▶ Information given:
========
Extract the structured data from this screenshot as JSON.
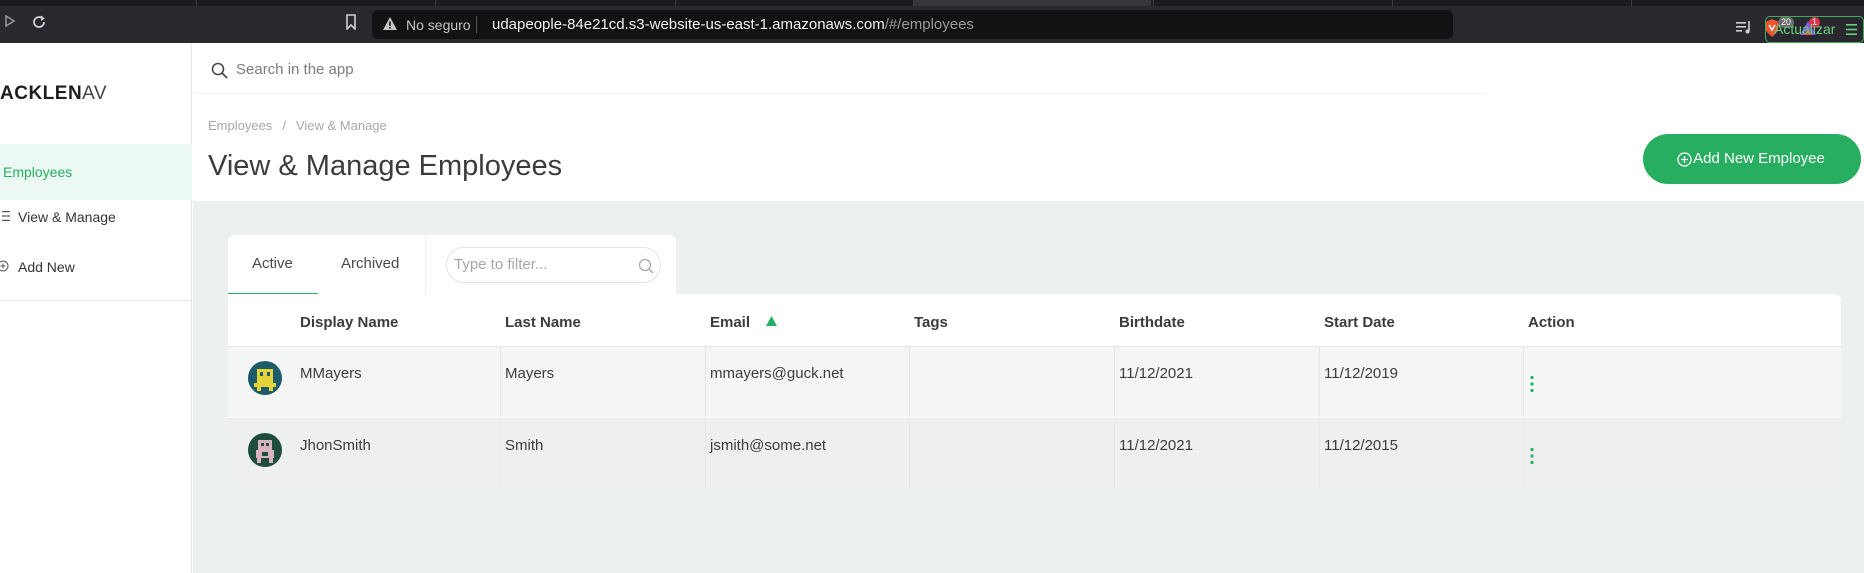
{
  "browser": {
    "insecure_label": "No seguro",
    "url_host": "udapeople-84e21cd.s3-website-us-east-1.amazonaws.com",
    "url_path": "/#/employees",
    "shields_count": "20",
    "rewards_count": "1",
    "update_label": "Actualizar"
  },
  "sidebar": {
    "logo_bold": "ACKLEN",
    "logo_thin": "AV",
    "items": [
      {
        "label": "Employees"
      },
      {
        "label": "View & Manage"
      },
      {
        "label": "Add New"
      }
    ]
  },
  "header": {
    "search_placeholder": "Search in the app",
    "breadcrumb": [
      "Employees",
      "View & Manage"
    ],
    "breadcrumb_sep": "/",
    "title": "View & Manage Employees",
    "add_button_label": "Add New Employee"
  },
  "tabs": {
    "active_label": "Active",
    "archived_label": "Archived",
    "filter_placeholder": "Type to filter..."
  },
  "table": {
    "columns": [
      "Display Name",
      "Last Name",
      "Email",
      "Tags",
      "Birthdate",
      "Start Date",
      "Action"
    ],
    "rows": [
      {
        "display_name": "MMayers",
        "last_name": "Mayers",
        "email": "mmayers@guck.net",
        "tags": "",
        "birthdate": "11/12/2021",
        "start_date": "11/12/2019"
      },
      {
        "display_name": "JhonSmith",
        "last_name": "Smith",
        "email": "jsmith@some.net",
        "tags": "",
        "birthdate": "11/12/2021",
        "start_date": "11/12/2015"
      }
    ]
  },
  "colors": {
    "accent": "#27ae60",
    "content_bg": "#ecf0ef"
  }
}
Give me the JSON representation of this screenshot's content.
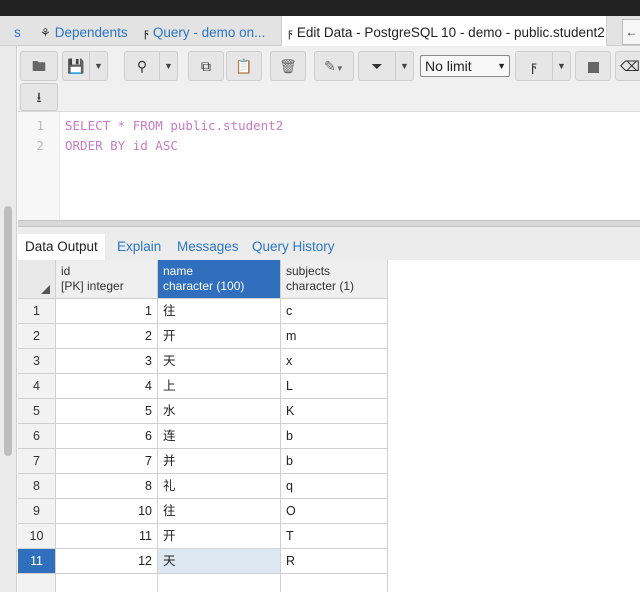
{
  "tabs": [
    {
      "label": "s",
      "icon": "",
      "active": false
    },
    {
      "label": "Dependents",
      "icon": "dependents-icon",
      "active": false
    },
    {
      "label": "Query - demo on...",
      "icon": "lightning-icon",
      "active": false
    },
    {
      "label": "Edit Data - PostgreSQL 10 - demo - public.student2",
      "icon": "lightning-icon",
      "active": true
    }
  ],
  "toolbar": {
    "limit_value": "No limit"
  },
  "editor": {
    "line_numbers": [
      "1",
      "2"
    ],
    "lines": [
      "SELECT * FROM public.student2",
      "ORDER BY id ASC"
    ]
  },
  "result_tabs": [
    "Data Output",
    "Explain",
    "Messages",
    "Query History"
  ],
  "grid": {
    "columns": [
      {
        "name": "id",
        "type": "[PK] integer"
      },
      {
        "name": "name",
        "type": "character (100)"
      },
      {
        "name": "subjects",
        "type": "character (1)"
      }
    ],
    "selected_column": 1,
    "selected_row": 10,
    "rows": [
      {
        "num": "1",
        "id": "1",
        "name": "往",
        "subjects": "c"
      },
      {
        "num": "2",
        "id": "2",
        "name": "开",
        "subjects": "m"
      },
      {
        "num": "3",
        "id": "3",
        "name": "天",
        "subjects": "x"
      },
      {
        "num": "4",
        "id": "4",
        "name": "上",
        "subjects": "L"
      },
      {
        "num": "5",
        "id": "5",
        "name": "水",
        "subjects": "K"
      },
      {
        "num": "6",
        "id": "6",
        "name": "连",
        "subjects": "b"
      },
      {
        "num": "7",
        "id": "7",
        "name": "并",
        "subjects": "b"
      },
      {
        "num": "8",
        "id": "8",
        "name": "礼",
        "subjects": "q"
      },
      {
        "num": "9",
        "id": "10",
        "name": "往",
        "subjects": "O"
      },
      {
        "num": "10",
        "id": "11",
        "name": "开",
        "subjects": "T"
      },
      {
        "num": "11",
        "id": "12",
        "name": "天",
        "subjects": "R"
      }
    ]
  },
  "colors": {
    "accent": "#2f6fbd",
    "link": "#2c76c7",
    "keyword": "#c87cc4"
  }
}
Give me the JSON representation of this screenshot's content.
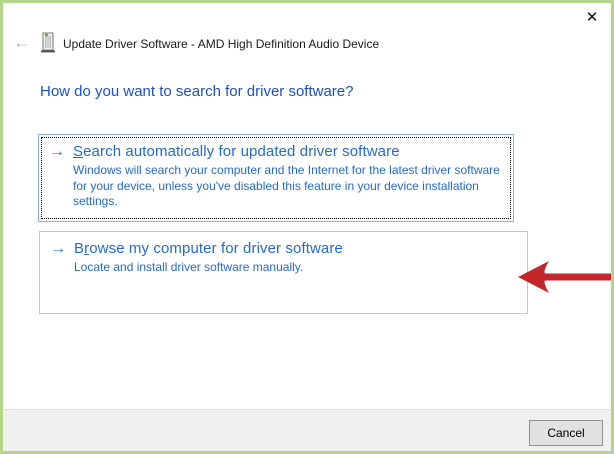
{
  "window": {
    "title": "Update Driver Software - AMD High Definition Audio Device"
  },
  "icons": {
    "back": "←",
    "close": "✕",
    "command_arrow": "→"
  },
  "heading": "How do you want to search for driver software?",
  "options": [
    {
      "title_pre": "",
      "title_accel": "S",
      "title_post": "earch automatically for updated driver software",
      "description": "Windows will search your computer and the Internet for the latest driver software for your device, unless you've disabled this feature in your device installation settings."
    },
    {
      "title_pre": "B",
      "title_accel": "r",
      "title_post": "owse my computer for driver software",
      "description": "Locate and install driver software manually."
    }
  ],
  "footer": {
    "cancel_label": "Cancel"
  },
  "colors": {
    "frame_green": "#b3d689",
    "heading_blue": "#1d4ecb",
    "link_blue": "#2569d9",
    "focus_border_blue": "#7eb4ea",
    "annotation_arrow_red": "#c3272b",
    "footer_gray": "#f0f0f0",
    "cancel_button_gray": "#e1e1e1"
  }
}
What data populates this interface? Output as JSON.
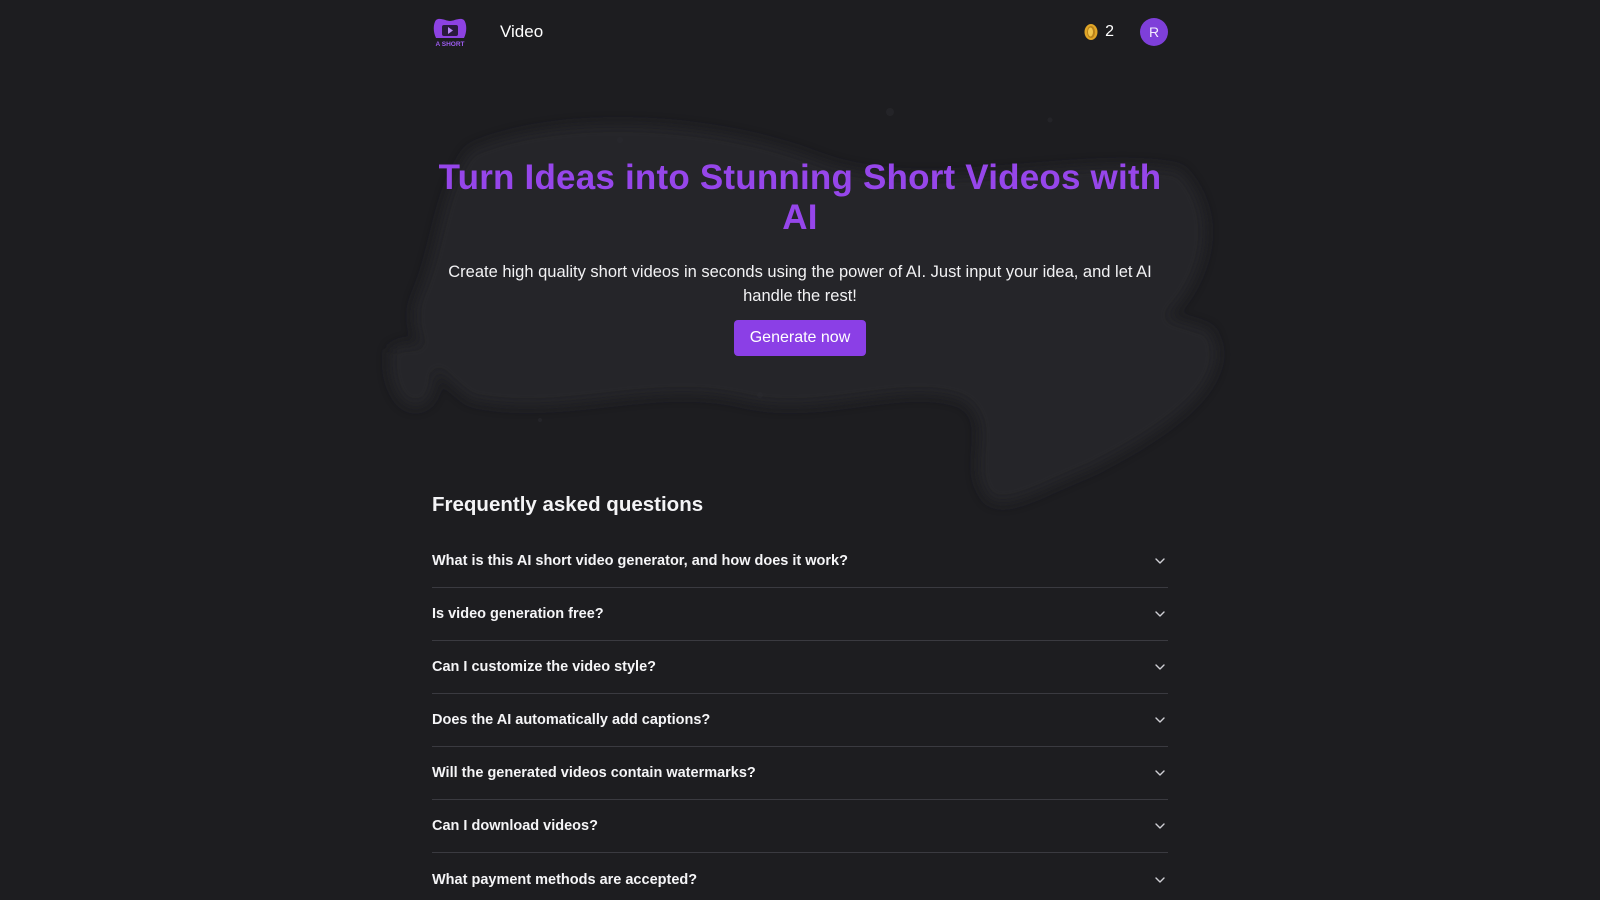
========
▶ Exercise task: Check every line for "computer" and show the ones that have it.

▶ Problem solution:
      "description": "Windows will search your computer and the Internet for the latest driver software for your device, unless you've disabled this feature in your device installation settings."
      "title_post": "owse my computer for driver software",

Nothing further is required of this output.